* Task material:
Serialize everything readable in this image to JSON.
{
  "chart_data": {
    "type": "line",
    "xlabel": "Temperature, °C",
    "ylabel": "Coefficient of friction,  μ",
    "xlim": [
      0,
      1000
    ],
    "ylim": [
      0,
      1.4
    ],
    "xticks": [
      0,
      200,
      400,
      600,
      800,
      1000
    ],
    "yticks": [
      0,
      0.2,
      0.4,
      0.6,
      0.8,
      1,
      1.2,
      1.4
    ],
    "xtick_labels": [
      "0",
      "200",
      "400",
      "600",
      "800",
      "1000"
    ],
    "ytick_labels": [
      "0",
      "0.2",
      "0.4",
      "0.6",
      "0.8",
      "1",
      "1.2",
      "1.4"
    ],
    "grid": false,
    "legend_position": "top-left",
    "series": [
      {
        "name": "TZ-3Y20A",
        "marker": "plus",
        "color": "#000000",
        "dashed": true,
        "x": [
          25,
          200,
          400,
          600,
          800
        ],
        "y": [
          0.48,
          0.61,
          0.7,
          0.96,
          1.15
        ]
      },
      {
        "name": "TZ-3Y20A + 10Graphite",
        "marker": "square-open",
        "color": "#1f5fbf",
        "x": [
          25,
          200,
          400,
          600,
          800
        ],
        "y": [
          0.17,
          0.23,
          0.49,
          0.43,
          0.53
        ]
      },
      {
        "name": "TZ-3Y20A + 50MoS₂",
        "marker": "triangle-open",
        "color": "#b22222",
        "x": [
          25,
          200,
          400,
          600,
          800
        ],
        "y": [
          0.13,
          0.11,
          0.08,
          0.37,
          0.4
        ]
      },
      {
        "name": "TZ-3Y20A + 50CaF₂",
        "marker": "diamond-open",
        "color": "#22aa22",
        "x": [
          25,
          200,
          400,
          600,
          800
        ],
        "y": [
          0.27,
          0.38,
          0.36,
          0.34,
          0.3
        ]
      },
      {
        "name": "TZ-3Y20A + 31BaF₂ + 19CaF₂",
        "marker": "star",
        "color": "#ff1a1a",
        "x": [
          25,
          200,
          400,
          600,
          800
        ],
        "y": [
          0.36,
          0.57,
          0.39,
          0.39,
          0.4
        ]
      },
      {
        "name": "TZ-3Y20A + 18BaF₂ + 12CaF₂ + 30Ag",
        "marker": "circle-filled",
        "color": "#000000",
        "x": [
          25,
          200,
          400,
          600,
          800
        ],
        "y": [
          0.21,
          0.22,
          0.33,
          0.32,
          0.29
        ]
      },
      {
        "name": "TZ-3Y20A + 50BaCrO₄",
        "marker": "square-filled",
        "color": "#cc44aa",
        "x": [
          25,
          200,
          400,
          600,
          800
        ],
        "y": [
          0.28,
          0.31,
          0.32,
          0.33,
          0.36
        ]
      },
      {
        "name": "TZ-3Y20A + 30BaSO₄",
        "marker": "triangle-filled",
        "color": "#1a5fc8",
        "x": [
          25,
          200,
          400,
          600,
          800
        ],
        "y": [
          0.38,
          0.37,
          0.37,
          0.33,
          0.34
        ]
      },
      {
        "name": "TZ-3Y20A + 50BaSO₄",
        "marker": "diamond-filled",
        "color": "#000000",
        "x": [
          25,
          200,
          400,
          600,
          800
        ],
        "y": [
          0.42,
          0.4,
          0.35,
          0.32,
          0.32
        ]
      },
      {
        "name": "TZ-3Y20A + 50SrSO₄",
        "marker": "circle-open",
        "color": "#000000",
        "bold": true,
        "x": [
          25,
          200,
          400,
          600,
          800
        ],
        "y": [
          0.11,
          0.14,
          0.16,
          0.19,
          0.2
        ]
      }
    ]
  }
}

* Your instructions: From the listing above, copy every line that includes the word "triangle".

* Complete answer:
        "marker": "triangle-open",
        "marker": "triangle-filled",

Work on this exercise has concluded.